#### EXERCISE MATERIAL ####
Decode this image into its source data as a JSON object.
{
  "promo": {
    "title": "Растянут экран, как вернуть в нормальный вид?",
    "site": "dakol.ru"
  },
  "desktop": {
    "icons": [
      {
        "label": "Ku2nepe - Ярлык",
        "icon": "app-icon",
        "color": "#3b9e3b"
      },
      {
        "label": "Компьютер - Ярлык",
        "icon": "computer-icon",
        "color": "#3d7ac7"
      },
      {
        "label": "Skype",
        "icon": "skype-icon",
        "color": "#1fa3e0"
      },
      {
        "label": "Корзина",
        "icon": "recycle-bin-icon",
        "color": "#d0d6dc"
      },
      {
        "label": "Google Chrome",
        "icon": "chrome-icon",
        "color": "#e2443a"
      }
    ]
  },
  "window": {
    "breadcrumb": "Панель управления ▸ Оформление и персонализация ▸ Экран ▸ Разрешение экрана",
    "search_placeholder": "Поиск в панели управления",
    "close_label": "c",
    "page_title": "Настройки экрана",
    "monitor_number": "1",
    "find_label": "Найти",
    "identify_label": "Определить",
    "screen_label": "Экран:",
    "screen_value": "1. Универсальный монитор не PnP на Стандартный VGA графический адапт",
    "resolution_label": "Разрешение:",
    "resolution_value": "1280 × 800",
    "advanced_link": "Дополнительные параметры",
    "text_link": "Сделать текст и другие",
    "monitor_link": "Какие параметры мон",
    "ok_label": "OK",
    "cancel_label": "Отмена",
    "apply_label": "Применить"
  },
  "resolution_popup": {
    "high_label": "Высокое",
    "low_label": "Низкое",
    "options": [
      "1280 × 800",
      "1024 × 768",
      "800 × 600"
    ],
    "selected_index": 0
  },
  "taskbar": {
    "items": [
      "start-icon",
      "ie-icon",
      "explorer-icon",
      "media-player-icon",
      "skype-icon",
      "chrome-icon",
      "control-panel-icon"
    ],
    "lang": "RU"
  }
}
####
> _EXERCISE GOAL_
Pull every line containing "color" from the material above.

> _FULL RESPONSE_
        "color": "#3b9e3b"
        "color": "#3d7ac7"
        "color": "#1fa3e0"
        "color": "#d0d6dc"
        "color": "#e2443a"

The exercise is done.